**WHAT THE EXERCISE ASKS**: Pull every line with the word "الرئيسي" out of the entries below.

**INPUT ROWS**:
######
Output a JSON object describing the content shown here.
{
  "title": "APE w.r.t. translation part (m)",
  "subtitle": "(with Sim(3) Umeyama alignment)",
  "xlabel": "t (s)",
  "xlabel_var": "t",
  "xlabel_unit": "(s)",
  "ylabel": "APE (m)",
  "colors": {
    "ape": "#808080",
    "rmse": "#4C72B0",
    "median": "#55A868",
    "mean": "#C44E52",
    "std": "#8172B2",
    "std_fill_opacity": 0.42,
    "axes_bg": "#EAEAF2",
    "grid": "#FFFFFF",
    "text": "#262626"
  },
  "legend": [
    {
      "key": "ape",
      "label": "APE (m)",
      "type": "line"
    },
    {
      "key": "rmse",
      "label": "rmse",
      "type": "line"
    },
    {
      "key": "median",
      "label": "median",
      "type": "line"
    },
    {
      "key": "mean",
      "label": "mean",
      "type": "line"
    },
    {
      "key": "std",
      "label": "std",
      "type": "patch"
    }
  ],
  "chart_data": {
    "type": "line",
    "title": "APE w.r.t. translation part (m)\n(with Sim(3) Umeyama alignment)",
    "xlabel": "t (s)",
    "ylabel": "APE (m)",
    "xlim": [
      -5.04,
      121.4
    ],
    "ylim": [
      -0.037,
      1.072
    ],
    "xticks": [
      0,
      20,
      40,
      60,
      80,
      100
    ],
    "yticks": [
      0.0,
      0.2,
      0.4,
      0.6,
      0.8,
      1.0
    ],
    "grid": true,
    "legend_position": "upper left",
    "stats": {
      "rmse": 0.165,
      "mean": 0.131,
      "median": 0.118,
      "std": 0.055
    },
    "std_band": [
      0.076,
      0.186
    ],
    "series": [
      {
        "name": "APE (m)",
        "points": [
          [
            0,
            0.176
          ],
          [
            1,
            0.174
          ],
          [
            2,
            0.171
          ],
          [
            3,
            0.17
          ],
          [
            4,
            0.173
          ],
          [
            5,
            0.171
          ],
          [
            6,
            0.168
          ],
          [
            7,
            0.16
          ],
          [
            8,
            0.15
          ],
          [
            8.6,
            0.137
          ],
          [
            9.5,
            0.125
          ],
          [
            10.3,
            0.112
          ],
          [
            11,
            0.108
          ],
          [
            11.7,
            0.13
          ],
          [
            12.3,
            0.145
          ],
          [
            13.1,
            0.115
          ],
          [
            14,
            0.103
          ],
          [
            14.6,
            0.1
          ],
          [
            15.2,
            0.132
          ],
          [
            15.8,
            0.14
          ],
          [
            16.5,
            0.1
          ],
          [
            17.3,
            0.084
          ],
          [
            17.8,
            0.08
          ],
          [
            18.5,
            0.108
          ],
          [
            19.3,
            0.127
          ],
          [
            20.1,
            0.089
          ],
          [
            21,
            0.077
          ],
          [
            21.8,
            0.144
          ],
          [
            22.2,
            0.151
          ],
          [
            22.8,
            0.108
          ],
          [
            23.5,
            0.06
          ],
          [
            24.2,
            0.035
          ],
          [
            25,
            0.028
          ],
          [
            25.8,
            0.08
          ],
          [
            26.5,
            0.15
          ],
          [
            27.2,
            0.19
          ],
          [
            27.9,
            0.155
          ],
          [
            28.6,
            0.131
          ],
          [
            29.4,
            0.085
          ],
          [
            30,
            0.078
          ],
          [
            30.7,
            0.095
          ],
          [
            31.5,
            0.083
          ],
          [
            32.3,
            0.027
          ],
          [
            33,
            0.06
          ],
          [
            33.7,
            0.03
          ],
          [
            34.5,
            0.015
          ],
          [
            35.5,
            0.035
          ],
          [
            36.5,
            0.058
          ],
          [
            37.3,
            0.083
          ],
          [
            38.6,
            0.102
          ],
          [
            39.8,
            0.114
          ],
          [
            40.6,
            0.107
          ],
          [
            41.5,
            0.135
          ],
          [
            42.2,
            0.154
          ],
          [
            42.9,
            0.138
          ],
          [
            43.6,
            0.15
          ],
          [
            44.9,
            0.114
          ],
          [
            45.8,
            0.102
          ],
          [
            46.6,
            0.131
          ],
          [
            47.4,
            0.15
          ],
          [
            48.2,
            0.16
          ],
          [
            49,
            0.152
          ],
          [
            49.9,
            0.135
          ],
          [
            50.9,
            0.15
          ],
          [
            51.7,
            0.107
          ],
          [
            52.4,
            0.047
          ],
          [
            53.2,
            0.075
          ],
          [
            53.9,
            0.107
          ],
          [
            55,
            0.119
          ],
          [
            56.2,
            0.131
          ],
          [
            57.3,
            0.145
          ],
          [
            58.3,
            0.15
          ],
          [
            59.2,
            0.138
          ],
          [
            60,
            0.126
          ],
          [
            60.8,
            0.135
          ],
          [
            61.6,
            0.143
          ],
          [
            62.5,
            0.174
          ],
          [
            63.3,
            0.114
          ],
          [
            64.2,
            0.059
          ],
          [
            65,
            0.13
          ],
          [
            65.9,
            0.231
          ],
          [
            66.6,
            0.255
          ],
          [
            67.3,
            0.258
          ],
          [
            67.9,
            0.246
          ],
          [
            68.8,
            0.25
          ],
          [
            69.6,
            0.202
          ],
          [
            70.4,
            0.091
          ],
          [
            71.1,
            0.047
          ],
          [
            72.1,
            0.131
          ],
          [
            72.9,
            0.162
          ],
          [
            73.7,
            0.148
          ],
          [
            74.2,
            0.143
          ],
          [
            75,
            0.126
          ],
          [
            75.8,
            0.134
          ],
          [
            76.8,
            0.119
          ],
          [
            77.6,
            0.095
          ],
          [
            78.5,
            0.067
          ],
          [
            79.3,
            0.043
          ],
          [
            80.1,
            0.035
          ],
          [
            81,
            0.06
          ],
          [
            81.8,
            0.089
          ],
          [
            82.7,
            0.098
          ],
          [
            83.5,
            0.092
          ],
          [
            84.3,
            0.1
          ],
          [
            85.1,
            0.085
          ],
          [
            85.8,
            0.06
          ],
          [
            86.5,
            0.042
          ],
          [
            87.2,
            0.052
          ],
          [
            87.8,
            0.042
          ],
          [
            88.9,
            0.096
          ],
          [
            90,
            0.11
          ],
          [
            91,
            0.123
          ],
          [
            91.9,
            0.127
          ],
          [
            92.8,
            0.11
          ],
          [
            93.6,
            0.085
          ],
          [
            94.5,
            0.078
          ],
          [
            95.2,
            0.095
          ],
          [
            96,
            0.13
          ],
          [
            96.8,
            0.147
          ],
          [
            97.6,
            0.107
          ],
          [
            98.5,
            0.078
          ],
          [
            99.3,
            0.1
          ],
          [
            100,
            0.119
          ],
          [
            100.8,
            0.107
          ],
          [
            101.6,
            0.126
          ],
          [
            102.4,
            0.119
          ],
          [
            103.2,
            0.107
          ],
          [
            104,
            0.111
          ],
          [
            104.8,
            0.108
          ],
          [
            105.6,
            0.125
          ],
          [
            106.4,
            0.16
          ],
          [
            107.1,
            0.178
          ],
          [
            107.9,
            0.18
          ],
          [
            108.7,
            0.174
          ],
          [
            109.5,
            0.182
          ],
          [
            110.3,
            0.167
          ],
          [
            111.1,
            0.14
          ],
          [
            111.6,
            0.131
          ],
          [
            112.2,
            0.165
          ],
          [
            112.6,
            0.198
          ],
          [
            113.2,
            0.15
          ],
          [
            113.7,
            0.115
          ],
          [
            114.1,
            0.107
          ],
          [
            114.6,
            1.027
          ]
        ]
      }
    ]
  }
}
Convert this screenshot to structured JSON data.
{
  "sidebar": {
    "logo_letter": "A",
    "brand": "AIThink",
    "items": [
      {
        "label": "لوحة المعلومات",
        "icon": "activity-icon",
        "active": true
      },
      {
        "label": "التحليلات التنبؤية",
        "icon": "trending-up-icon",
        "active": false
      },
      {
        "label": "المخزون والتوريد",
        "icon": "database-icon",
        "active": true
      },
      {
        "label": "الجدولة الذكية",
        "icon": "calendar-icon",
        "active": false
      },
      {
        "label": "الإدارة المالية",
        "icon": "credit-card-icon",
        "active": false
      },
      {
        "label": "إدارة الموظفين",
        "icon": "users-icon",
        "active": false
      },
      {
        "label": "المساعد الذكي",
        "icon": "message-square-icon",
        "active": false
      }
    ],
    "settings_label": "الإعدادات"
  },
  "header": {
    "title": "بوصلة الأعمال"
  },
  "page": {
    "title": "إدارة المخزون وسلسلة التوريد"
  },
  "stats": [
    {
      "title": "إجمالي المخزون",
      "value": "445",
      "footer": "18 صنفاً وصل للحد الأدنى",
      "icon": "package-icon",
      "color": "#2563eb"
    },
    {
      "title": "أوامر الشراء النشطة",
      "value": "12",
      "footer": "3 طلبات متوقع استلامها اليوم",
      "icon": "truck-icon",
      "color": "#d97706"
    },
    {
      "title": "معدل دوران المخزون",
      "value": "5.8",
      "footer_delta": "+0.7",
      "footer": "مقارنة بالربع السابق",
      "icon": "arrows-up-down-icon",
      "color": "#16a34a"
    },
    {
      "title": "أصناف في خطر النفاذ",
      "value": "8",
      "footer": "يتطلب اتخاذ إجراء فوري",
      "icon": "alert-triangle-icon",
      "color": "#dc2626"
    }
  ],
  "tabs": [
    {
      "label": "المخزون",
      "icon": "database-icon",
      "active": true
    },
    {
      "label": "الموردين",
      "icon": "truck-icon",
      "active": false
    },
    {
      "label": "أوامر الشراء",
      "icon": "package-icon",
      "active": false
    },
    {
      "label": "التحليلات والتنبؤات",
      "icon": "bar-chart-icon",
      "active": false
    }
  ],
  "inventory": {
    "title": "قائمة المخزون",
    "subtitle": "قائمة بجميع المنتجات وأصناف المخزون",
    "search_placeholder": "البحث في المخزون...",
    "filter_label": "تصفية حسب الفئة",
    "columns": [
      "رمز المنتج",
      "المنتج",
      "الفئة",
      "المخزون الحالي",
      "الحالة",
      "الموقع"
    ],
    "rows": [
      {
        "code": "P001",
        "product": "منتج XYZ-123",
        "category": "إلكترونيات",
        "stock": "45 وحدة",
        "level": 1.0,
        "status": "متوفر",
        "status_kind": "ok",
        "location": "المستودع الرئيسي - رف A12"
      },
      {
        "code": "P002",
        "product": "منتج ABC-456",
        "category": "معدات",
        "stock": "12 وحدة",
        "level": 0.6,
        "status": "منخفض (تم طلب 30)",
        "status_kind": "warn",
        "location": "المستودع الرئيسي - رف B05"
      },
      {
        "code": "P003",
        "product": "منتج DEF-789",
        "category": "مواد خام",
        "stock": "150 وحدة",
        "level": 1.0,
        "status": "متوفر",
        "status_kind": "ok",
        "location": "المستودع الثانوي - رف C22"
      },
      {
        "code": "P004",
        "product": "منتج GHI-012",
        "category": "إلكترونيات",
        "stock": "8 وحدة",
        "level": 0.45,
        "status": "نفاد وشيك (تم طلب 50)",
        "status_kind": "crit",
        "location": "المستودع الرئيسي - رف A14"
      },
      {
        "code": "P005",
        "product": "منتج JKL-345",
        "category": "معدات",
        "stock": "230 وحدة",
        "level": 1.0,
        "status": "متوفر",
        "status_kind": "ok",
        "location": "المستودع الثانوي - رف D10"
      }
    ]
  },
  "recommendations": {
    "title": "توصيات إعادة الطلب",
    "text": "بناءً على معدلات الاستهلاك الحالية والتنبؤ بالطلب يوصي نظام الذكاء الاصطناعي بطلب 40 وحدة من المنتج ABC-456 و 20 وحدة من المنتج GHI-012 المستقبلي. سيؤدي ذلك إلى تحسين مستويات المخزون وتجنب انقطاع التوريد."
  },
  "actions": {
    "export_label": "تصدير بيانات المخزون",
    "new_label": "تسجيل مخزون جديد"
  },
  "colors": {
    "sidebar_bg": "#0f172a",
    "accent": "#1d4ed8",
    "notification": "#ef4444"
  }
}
######
**COMPLETED EXERCISE**:
        "location": "المستودع الرئيسي - رف A12"
        "location": "المستودع الرئيسي - رف B05"
        "location": "المستودع الرئيسي - رف A14"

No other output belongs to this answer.